Find each line with the string "Heliocentric" and copy it.

Stored records -

####################

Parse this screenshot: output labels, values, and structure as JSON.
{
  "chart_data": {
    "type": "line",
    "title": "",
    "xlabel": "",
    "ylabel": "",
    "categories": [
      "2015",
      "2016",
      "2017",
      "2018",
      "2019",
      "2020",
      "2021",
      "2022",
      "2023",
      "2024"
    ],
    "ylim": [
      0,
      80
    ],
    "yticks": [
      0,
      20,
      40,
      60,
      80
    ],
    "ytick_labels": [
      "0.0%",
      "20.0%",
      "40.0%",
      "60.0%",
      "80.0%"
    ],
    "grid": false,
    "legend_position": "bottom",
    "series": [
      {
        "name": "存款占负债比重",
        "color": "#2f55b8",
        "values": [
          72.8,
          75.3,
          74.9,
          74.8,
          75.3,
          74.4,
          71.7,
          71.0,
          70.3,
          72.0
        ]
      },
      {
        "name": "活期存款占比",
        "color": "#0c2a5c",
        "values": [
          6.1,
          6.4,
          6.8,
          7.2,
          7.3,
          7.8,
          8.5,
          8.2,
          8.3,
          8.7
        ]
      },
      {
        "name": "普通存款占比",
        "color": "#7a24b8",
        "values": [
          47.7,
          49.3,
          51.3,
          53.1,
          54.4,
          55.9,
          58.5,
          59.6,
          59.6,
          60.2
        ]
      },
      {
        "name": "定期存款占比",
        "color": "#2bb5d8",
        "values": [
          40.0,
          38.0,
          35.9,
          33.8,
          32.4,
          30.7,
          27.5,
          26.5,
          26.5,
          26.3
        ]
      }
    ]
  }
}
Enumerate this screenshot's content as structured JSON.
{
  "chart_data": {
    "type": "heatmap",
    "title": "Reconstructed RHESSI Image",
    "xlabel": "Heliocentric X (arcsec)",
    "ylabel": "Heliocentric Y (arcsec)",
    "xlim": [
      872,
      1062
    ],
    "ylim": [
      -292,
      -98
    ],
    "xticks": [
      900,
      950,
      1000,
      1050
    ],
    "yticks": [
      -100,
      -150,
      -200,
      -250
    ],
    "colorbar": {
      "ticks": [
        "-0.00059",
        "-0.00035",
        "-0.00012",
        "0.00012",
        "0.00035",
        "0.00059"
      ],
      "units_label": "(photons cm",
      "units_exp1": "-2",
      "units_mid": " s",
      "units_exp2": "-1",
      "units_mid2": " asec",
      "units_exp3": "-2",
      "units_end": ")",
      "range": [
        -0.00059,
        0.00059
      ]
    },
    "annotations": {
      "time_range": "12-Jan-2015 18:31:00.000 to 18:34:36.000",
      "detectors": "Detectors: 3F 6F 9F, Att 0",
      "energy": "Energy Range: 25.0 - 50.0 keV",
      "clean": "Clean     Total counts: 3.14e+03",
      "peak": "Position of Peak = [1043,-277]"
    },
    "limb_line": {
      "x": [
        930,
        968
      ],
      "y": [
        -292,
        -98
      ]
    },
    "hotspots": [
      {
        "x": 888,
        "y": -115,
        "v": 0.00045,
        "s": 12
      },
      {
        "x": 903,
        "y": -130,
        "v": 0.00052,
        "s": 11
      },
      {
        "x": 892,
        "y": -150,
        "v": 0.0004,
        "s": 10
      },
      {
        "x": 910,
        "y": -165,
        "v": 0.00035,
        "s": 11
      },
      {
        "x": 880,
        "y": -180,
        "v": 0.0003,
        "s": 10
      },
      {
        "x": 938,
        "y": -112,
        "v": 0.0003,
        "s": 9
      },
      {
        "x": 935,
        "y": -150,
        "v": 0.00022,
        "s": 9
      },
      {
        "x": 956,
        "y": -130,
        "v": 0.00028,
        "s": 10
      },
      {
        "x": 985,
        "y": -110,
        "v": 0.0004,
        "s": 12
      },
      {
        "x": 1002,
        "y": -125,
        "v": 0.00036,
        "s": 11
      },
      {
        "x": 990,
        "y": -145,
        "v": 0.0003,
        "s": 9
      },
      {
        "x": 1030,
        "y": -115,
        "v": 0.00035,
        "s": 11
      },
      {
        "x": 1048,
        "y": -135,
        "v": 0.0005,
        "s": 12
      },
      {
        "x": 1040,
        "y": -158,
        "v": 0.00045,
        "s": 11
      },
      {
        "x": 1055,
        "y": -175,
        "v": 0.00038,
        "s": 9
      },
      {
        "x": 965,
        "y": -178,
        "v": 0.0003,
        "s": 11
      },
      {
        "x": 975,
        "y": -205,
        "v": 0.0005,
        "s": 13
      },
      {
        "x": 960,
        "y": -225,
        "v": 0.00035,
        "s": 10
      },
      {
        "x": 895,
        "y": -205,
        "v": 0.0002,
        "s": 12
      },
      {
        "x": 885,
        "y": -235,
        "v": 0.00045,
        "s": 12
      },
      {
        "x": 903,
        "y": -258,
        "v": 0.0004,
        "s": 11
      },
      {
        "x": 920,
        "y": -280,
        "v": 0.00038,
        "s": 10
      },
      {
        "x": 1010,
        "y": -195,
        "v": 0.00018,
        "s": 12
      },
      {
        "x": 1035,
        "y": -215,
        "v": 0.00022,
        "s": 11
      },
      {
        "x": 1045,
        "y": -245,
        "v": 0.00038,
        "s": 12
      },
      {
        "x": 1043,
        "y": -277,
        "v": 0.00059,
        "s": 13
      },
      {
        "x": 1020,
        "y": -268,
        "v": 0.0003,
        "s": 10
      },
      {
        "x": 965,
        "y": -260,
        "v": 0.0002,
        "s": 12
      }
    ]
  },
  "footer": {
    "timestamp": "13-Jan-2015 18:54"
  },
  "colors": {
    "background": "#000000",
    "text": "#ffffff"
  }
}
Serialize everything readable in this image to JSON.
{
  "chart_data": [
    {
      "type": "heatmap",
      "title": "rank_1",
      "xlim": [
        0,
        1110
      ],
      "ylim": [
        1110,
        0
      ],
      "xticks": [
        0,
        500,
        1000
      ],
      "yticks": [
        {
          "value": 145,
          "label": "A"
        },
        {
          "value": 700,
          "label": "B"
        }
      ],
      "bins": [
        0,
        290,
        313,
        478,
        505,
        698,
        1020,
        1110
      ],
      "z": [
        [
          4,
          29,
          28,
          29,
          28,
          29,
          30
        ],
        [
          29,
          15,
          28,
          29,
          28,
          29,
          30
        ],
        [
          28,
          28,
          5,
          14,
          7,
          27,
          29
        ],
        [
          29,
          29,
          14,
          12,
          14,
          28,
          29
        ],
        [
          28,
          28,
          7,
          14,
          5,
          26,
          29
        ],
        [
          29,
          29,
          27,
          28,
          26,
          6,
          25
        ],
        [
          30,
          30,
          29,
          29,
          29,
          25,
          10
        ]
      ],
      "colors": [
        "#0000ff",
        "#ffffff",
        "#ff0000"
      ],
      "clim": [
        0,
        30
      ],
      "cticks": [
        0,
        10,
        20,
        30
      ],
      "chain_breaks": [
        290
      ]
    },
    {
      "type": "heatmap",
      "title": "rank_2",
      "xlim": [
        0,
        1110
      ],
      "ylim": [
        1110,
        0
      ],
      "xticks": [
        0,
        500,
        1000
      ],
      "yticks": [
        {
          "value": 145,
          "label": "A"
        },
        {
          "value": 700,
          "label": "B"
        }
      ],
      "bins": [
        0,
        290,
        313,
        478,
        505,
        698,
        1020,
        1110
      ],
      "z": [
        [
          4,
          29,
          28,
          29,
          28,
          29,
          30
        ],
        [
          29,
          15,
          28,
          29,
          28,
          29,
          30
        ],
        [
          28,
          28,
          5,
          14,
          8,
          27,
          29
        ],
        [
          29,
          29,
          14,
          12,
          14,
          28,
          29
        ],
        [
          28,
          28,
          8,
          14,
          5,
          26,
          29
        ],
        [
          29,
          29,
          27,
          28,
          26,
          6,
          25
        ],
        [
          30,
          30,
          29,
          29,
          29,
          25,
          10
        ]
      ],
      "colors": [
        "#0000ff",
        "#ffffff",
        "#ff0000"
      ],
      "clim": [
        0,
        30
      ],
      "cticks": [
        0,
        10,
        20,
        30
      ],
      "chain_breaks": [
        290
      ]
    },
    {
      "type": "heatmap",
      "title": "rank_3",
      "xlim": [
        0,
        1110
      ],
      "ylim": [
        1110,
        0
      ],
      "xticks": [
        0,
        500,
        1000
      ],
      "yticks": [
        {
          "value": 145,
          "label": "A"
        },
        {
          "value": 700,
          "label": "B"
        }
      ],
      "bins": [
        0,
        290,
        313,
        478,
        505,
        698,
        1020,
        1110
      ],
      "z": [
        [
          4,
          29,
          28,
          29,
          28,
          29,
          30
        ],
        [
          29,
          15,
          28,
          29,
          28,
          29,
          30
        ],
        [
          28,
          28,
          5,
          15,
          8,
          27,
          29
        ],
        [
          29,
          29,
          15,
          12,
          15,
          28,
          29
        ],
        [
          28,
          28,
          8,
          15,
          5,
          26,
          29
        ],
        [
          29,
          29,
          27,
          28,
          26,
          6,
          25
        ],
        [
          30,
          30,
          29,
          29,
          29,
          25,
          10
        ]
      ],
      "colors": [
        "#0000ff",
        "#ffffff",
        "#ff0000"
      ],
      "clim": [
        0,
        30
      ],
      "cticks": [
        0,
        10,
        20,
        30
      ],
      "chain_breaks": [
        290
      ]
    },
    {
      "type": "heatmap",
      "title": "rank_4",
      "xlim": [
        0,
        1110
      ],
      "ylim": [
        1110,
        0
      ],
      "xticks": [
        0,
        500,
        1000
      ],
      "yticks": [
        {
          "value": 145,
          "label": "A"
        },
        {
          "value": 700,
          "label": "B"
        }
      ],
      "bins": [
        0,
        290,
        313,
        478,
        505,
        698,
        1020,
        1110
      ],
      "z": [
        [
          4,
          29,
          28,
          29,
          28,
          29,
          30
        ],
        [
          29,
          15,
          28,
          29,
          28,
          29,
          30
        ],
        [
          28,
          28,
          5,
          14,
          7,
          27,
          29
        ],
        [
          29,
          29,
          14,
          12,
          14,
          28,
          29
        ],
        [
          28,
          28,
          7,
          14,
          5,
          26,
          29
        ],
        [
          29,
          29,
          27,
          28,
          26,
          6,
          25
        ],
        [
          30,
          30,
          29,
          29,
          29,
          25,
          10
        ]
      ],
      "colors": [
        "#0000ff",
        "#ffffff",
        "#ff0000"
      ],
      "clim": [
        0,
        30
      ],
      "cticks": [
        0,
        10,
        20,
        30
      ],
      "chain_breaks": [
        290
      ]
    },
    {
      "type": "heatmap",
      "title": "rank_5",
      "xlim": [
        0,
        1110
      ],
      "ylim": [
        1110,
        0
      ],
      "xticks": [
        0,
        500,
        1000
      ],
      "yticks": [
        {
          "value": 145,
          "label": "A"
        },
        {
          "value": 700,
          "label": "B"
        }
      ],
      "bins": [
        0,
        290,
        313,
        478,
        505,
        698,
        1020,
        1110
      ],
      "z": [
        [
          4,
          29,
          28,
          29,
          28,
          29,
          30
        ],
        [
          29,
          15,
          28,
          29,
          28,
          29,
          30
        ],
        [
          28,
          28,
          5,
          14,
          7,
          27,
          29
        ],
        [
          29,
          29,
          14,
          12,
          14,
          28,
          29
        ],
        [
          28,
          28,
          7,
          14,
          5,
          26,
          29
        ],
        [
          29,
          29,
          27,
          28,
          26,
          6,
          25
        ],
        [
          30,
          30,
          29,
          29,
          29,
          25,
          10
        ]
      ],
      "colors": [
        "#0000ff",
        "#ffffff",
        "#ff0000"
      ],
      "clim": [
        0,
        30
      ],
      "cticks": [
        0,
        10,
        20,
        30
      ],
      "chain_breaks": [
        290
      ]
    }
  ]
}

####################

THE SOLUTION -
    "xlabel": "Heliocentric X (arcsec)",
    "ylabel": "Heliocentric Y (arcsec)",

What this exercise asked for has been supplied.